_Rows from a figure dataset:_
## Begin

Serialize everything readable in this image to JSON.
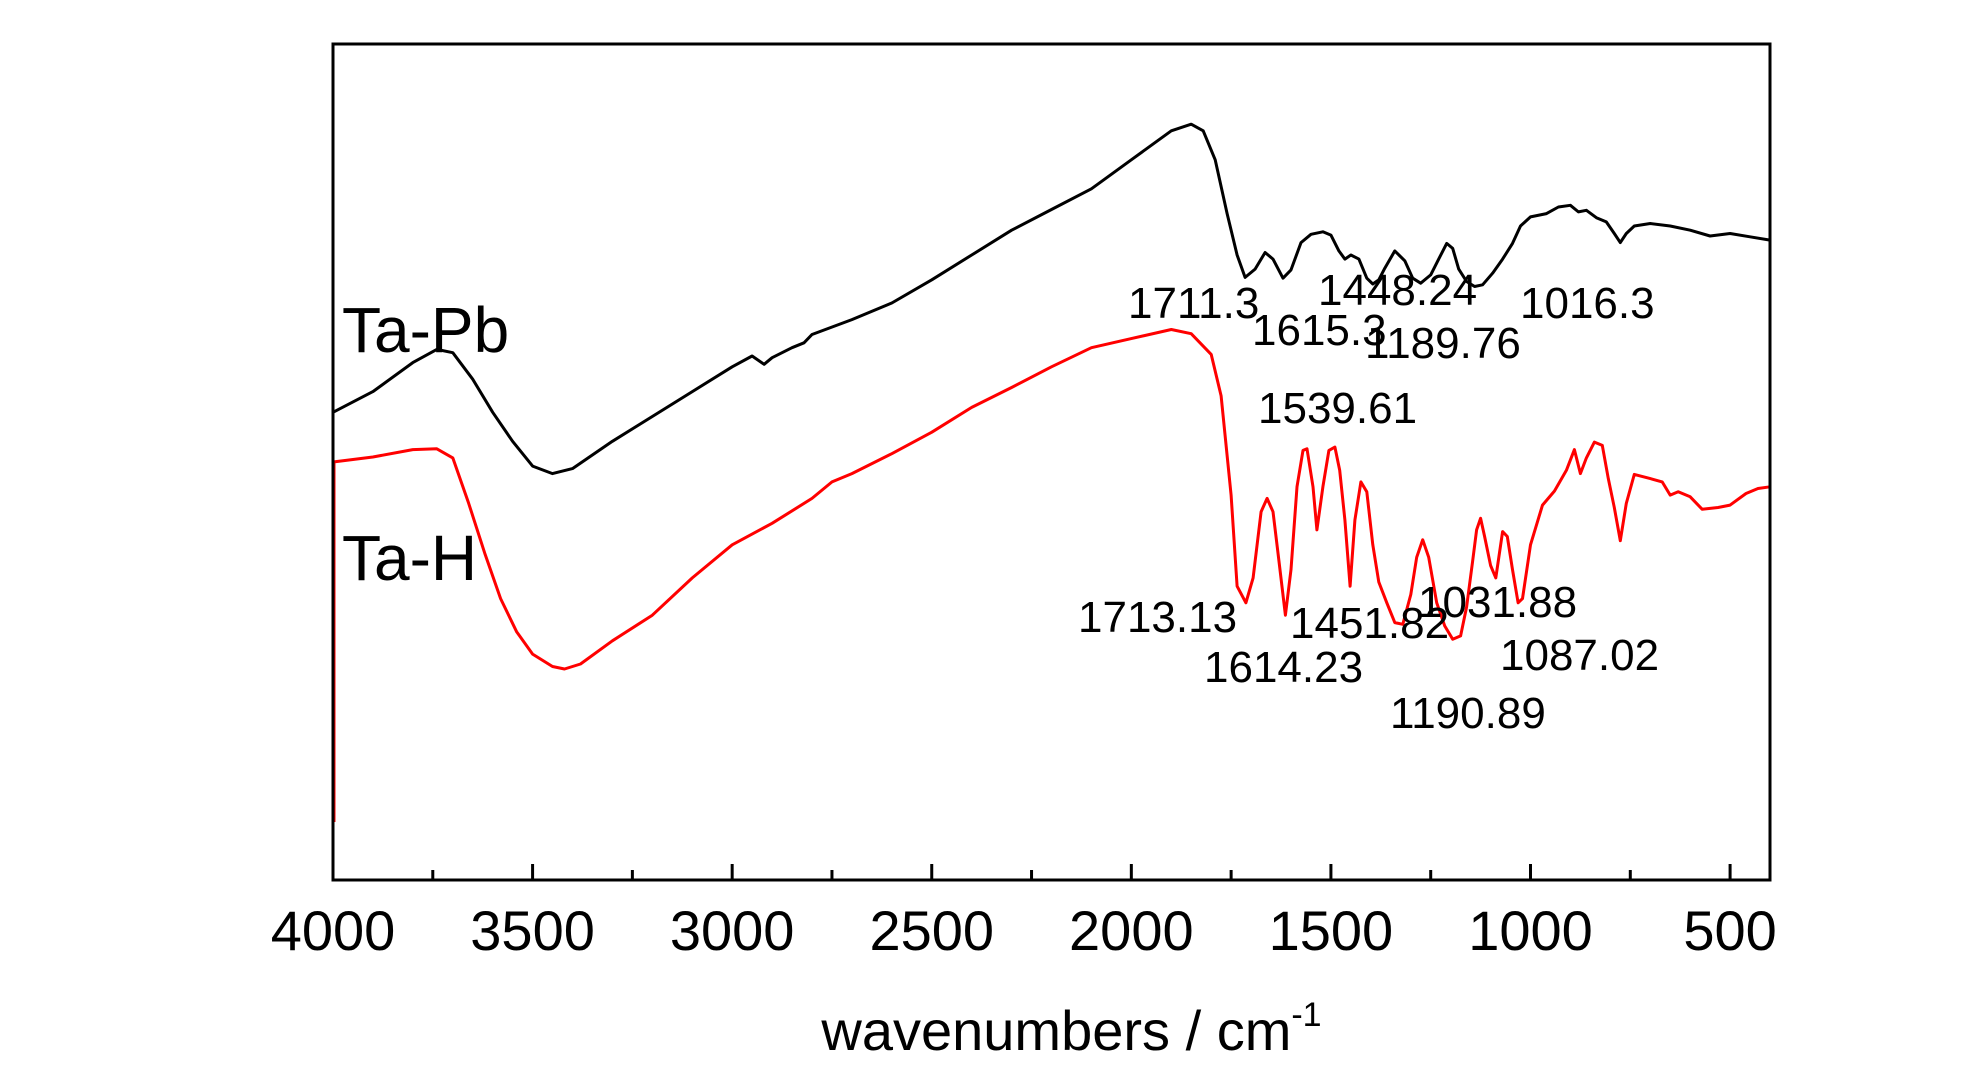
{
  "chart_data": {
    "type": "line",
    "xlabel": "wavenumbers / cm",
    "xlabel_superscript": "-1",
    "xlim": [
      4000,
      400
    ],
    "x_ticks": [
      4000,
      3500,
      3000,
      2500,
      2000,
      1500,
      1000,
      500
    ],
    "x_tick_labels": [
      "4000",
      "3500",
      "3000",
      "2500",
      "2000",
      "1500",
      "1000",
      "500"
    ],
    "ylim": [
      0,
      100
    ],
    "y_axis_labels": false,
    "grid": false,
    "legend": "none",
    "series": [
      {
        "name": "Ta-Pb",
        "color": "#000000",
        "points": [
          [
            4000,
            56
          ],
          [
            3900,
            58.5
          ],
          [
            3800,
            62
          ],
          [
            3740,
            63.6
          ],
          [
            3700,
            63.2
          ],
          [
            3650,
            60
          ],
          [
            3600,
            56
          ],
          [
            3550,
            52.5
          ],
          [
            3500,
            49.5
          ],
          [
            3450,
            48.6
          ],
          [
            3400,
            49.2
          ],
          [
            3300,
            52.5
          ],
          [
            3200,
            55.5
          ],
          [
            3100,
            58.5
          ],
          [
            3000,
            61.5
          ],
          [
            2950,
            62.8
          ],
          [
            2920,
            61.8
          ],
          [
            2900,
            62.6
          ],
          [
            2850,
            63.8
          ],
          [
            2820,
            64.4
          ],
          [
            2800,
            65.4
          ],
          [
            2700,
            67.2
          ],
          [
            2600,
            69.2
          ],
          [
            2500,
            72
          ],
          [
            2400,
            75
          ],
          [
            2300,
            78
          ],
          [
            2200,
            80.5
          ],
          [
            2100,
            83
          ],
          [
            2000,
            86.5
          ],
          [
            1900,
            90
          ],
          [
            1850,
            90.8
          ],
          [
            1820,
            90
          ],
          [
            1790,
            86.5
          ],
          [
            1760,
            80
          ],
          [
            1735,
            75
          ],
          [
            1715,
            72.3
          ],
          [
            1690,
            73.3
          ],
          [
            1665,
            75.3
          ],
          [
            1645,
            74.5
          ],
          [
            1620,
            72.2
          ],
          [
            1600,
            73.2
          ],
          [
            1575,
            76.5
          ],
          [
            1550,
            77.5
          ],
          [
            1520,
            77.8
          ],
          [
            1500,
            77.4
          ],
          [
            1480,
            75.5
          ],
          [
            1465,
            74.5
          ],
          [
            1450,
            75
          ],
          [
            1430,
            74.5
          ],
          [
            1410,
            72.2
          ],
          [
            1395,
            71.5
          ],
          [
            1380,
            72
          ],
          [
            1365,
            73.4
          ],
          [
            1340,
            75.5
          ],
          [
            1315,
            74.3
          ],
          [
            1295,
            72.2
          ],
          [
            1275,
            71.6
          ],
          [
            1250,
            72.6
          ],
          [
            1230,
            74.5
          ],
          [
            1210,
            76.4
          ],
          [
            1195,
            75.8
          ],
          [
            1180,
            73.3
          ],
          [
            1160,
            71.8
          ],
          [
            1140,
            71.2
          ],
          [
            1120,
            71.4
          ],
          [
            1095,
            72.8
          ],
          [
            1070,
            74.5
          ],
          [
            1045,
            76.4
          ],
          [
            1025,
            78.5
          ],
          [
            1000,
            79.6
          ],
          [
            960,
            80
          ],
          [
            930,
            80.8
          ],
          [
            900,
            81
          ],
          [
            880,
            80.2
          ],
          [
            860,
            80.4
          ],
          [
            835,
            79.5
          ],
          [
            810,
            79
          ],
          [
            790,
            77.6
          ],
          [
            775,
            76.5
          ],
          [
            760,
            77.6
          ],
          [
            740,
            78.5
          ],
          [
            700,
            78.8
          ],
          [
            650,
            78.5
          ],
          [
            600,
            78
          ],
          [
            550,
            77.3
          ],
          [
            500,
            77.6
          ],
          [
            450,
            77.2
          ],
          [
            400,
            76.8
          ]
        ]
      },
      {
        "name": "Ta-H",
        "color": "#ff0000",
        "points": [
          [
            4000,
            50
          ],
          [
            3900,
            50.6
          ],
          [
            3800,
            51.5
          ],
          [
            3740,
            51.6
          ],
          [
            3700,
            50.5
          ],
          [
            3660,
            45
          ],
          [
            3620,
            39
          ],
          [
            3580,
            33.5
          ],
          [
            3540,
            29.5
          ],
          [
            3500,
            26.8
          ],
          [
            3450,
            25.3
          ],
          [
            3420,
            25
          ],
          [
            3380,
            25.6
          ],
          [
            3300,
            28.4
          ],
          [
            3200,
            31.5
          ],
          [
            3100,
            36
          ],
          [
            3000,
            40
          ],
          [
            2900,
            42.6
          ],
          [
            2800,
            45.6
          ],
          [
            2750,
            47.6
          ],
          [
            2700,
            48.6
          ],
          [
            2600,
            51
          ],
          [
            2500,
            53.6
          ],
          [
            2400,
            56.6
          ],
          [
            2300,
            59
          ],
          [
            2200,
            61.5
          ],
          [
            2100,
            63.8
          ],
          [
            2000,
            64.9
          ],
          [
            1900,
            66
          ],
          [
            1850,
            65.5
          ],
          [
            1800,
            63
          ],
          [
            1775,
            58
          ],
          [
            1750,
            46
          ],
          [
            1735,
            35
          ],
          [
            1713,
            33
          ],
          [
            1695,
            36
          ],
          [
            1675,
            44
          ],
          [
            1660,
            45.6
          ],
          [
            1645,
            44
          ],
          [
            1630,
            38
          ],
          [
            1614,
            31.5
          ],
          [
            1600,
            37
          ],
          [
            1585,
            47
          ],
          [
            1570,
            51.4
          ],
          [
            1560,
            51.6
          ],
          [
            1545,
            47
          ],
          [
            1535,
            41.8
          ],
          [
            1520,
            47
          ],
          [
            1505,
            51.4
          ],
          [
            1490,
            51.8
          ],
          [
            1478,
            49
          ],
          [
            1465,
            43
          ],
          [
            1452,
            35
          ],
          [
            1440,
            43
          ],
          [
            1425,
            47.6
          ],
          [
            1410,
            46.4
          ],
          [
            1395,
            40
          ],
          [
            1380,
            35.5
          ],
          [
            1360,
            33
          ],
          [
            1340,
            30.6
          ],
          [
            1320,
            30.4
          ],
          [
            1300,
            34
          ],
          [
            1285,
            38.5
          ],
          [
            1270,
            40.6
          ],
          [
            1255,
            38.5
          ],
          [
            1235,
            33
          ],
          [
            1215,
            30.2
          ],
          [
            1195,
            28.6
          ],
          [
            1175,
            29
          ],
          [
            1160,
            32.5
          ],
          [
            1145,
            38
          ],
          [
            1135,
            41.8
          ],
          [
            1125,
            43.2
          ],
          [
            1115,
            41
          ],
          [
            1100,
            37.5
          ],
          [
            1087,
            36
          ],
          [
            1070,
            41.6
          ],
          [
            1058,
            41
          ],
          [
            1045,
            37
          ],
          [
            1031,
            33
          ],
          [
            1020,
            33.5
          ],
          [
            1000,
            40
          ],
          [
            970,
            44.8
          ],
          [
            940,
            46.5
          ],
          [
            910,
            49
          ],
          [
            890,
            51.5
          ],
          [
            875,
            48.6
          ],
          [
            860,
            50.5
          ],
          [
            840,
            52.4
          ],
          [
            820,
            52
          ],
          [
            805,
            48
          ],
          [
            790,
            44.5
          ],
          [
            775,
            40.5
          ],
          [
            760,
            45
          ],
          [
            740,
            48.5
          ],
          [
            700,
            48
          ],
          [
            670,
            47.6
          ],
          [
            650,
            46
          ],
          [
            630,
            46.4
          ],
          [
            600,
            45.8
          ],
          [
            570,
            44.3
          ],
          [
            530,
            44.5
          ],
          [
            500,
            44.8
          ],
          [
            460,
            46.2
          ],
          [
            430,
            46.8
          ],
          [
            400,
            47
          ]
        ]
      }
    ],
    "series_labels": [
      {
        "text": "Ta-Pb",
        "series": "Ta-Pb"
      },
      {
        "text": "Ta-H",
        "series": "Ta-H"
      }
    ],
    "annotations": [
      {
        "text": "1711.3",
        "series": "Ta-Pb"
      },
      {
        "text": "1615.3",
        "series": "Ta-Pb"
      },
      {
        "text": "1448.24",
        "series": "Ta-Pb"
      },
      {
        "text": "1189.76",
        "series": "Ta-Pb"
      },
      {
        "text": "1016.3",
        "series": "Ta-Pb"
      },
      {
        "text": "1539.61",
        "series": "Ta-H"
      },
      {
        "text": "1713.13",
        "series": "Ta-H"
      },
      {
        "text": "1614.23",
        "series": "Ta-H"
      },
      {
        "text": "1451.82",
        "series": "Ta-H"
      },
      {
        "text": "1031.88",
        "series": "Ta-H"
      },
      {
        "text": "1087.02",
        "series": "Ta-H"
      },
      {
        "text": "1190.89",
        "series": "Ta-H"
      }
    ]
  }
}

## End
## Begin

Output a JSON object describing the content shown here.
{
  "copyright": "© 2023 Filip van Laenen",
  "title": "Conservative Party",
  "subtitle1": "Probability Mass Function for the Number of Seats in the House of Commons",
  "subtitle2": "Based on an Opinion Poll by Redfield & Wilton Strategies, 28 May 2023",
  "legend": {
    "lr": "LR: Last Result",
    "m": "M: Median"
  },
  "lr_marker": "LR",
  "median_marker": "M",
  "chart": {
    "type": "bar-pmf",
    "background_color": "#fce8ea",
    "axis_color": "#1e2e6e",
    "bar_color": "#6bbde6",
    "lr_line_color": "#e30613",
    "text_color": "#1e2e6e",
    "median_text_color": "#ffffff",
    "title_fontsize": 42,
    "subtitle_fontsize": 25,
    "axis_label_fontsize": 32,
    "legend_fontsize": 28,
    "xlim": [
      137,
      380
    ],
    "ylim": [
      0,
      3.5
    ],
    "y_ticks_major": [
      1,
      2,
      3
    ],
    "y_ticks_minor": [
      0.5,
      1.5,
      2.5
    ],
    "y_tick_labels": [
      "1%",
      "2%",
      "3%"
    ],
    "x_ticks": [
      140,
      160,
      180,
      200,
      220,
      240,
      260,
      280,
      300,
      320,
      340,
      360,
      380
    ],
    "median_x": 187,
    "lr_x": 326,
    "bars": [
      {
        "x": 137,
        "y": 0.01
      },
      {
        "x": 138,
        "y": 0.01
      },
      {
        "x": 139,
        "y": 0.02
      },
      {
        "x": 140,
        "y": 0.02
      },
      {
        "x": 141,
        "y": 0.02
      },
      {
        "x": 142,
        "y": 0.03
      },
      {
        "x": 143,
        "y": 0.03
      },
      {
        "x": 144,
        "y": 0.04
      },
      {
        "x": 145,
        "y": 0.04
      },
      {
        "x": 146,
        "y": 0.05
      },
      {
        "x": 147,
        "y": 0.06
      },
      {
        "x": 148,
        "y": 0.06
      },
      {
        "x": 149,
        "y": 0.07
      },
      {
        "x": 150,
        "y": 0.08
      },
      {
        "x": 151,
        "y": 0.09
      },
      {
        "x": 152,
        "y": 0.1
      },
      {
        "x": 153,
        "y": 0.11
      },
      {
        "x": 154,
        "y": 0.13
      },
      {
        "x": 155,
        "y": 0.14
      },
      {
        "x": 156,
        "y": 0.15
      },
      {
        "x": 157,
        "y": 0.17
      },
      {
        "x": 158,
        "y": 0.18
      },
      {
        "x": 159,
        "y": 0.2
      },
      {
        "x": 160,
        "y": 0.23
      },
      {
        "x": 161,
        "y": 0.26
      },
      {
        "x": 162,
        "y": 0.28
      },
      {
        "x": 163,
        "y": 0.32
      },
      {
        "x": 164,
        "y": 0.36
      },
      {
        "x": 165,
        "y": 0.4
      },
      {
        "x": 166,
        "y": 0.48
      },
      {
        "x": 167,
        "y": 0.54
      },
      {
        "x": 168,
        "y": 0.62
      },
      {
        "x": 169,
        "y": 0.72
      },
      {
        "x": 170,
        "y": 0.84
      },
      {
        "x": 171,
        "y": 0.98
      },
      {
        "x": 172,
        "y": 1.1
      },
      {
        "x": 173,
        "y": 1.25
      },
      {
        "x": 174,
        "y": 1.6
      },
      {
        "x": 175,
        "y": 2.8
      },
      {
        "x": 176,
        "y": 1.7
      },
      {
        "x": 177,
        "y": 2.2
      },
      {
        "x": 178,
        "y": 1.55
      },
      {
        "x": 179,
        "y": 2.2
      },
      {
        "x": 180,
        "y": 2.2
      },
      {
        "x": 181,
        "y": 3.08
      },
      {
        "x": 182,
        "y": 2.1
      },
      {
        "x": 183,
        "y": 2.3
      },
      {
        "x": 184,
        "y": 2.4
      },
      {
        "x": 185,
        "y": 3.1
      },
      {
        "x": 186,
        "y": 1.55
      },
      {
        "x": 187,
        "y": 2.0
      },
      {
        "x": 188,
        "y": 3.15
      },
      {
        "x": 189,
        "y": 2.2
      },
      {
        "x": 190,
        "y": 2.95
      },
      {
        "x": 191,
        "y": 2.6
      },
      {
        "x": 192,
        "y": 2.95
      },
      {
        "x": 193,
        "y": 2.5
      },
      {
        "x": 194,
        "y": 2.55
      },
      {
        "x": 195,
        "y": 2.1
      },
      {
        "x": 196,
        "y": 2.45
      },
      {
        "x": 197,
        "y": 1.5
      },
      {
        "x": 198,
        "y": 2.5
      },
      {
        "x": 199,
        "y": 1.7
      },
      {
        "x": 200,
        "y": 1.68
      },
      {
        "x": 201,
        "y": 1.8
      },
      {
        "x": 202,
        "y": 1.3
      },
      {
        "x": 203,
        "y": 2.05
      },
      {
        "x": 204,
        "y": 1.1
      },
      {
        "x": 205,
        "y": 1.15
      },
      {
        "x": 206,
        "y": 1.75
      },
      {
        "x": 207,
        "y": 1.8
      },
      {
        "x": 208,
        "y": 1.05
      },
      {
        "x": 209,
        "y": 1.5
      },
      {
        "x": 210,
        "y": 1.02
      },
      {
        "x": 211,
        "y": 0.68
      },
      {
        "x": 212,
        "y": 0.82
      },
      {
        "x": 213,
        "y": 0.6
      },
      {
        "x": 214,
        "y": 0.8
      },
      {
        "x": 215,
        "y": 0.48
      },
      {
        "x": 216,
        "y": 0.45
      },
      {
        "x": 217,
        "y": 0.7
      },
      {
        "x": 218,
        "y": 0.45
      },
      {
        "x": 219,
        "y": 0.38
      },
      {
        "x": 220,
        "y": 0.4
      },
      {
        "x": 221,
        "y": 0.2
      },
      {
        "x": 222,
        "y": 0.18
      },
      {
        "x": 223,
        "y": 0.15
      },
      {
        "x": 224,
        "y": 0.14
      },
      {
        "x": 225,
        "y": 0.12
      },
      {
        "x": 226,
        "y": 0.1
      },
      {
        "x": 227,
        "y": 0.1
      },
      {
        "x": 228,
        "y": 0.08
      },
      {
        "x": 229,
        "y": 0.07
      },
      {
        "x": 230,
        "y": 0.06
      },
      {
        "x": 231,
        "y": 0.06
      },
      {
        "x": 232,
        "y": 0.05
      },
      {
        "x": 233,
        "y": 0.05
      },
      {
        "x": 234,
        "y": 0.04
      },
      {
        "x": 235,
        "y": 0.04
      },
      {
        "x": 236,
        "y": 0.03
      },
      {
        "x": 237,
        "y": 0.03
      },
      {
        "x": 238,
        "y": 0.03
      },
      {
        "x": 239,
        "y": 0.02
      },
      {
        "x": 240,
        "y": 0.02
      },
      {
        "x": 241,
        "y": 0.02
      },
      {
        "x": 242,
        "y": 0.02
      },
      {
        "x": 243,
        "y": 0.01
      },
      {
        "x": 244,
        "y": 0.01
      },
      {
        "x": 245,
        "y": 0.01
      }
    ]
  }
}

## End

_TASK:_ Using the data above, copy each line that contains "JSON".

_EXERCISE RESPONSE:_
Serialize everything readable in this image to JSON.
Output a JSON object describing the content shown here.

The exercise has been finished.